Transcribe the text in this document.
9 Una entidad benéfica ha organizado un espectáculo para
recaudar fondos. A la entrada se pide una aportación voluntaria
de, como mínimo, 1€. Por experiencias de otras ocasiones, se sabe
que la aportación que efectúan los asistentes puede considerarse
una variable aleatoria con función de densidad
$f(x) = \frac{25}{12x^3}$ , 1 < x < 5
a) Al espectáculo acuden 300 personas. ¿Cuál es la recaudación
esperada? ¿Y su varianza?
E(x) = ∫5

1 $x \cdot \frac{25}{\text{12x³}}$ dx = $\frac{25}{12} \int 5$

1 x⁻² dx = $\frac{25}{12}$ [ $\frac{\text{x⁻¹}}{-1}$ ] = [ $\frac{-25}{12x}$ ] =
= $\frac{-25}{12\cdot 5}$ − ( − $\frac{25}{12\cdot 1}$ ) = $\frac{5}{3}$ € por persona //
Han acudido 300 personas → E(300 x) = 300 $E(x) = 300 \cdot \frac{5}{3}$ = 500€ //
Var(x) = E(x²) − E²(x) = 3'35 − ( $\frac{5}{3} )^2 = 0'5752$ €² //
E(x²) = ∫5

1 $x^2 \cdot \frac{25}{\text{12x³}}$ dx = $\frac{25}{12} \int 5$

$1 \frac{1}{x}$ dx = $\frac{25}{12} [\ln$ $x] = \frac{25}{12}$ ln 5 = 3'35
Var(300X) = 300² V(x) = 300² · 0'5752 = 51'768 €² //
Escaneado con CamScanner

____________

WORK TO BE COMPLETED —
Output the complete data exactly as written.

FULL SOLUTION —
Transcribe the text in this document.
9 Una entidad benéfica ha organizado un espectáculo para
recaudar fondos. A la entrada se pide una aportación voluntaria
de, como mínimo, 1€. Por experiencias de otras ocasiones, se sabe
que la aportación que efectúan los asistentes puede considerarse
una variable aleatoria con función de densidad
$f(x) = \frac{25}{12x^3}$ , 1 < x < 5
a) Al espectáculo acuden 300 personas. ¿Cuál es la recaudación
esperada? ¿Y su varianza?
E(x) = ∫5

1 $x \cdot \frac{25}{\text{12x³}}$ dx = $\frac{25}{12} \int 5$

1 x⁻² dx = $\frac{25}{12}$ [ $\frac{\text{x⁻¹}}{-1}$ ] = [ $\frac{-25}{12x}$ ] =
= $\frac{-25}{12\cdot 5}$ − ( − $\frac{25}{12\cdot 1}$ ) = $\frac{5}{3}$ € por persona //
Han acudido 300 personas → E(300 x) = 300 $E(x) = 300 \cdot \frac{5}{3}$ = 500€ //
Var(x) = E(x²) − E²(x) = 3'35 − ( $\frac{5}{3} )^2 = 0'5752$ €² //
E(x²) = ∫5

1 $x^2 \cdot \frac{25}{\text{12x³}}$ dx = $\frac{25}{12} \int 5$

$1 \frac{1}{x}$ dx = $\frac{25}{12} [\ln$ $x] = \frac{25}{12}$ ln 5 = 3'35
Var(300X) = 300² V(x) = 300² · 0'5752 = 51'768 €² //
Escaneado con CamScanner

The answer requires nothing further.